**WHAT THE EXERCISE ASKS:** Take the records underneath and set them down exactly.

━━━ LISTING ━━━

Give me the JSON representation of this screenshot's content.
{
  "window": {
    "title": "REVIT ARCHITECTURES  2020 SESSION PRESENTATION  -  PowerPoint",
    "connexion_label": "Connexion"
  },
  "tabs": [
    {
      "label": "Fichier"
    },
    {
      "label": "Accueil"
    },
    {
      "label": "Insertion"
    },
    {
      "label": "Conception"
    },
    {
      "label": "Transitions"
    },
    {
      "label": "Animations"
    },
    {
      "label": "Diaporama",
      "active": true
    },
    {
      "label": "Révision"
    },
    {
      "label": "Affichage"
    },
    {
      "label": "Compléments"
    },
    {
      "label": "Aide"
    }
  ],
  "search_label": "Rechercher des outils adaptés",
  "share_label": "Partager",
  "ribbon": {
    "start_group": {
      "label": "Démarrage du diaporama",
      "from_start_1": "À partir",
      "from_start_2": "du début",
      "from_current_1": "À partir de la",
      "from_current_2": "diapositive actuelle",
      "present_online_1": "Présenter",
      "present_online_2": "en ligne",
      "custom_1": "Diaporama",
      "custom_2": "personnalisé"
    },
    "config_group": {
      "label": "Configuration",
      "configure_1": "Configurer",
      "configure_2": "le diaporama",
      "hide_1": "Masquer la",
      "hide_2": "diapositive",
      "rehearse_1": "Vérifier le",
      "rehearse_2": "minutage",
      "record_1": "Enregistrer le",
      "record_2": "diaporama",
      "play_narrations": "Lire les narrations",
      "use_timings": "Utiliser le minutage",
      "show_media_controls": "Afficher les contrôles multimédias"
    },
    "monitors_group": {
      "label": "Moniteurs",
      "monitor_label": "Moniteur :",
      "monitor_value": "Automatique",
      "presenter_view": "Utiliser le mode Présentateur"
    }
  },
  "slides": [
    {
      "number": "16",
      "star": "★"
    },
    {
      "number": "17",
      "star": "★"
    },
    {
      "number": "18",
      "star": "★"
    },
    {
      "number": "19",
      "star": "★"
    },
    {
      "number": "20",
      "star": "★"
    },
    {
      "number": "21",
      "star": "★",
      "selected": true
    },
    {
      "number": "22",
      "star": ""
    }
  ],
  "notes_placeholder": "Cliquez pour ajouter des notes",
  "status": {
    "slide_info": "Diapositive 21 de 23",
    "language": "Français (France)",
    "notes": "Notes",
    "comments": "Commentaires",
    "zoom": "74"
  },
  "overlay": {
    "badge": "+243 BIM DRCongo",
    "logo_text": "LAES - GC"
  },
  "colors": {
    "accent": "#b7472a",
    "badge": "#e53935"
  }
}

━━━

**EXERCISE ANSWER:**
Give me the JSON representation of this screenshot's content.
{
  "window": {
    "title": "REVIT ARCHITECTURES  2020 SESSION PRESENTATION  -  PowerPoint",
    "connexion_label": "Connexion"
  },
  "tabs": [
    {
      "label": "Fichier"
    },
    {
      "label": "Accueil"
    },
    {
      "label": "Insertion"
    },
    {
      "label": "Conception"
    },
    {
      "label": "Transitions"
    },
    {
      "label": "Animations"
    },
    {
      "label": "Diaporama",
      "active": true
    },
    {
      "label": "Révision"
    },
    {
      "label": "Affichage"
    },
    {
      "label": "Compléments"
    },
    {
      "label": "Aide"
    }
  ],
  "search_label": "Rechercher des outils adaptés",
  "share_label": "Partager",
  "ribbon": {
    "start_group": {
      "label": "Démarrage du diaporama",
      "from_start_1": "À partir",
      "from_start_2": "du début",
      "from_current_1": "À partir de la",
      "from_current_2": "diapositive actuelle",
      "present_online_1": "Présenter",
      "present_online_2": "en ligne",
      "custom_1": "Diaporama",
      "custom_2": "personnalisé"
    },
    "config_group": {
      "label": "Configuration",
      "configure_1": "Configurer",
      "configure_2": "le diaporama",
      "hide_1": "Masquer la",
      "hide_2": "diapositive",
      "rehearse_1": "Vérifier le",
      "rehearse_2": "minutage",
      "record_1": "Enregistrer le",
      "record_2": "diaporama",
      "play_narrations": "Lire les narrations",
      "use_timings": "Utiliser le minutage",
      "show_media_controls": "Afficher les contrôles multimédias"
    },
    "monitors_group": {
      "label": "Moniteurs",
      "monitor_label": "Moniteur :",
      "monitor_value": "Automatique",
      "presenter_view": "Utiliser le mode Présentateur"
    }
  },
  "slides": [
    {
      "number": "16",
      "star": "★"
    },
    {
      "number": "17",
      "star": "★"
    },
    {
      "number": "18",
      "star": "★"
    },
    {
      "number": "19",
      "star": "★"
    },
    {
      "number": "20",
      "star": "★"
    },
    {
      "number": "21",
      "star": "★",
      "selected": true
    },
    {
      "number": "22",
      "star": ""
    }
  ],
  "notes_placeholder": "Cliquez pour ajouter des notes",
  "status": {
    "slide_info": "Diapositive 21 de 23",
    "language": "Français (France)",
    "notes": "Notes",
    "comments": "Commentaires",
    "zoom": "74"
  },
  "overlay": {
    "badge": "+243 BIM DRCongo",
    "logo_text": "LAES - GC"
  },
  "colors": {
    "accent": "#b7472a",
    "badge": "#e53935"
  }
}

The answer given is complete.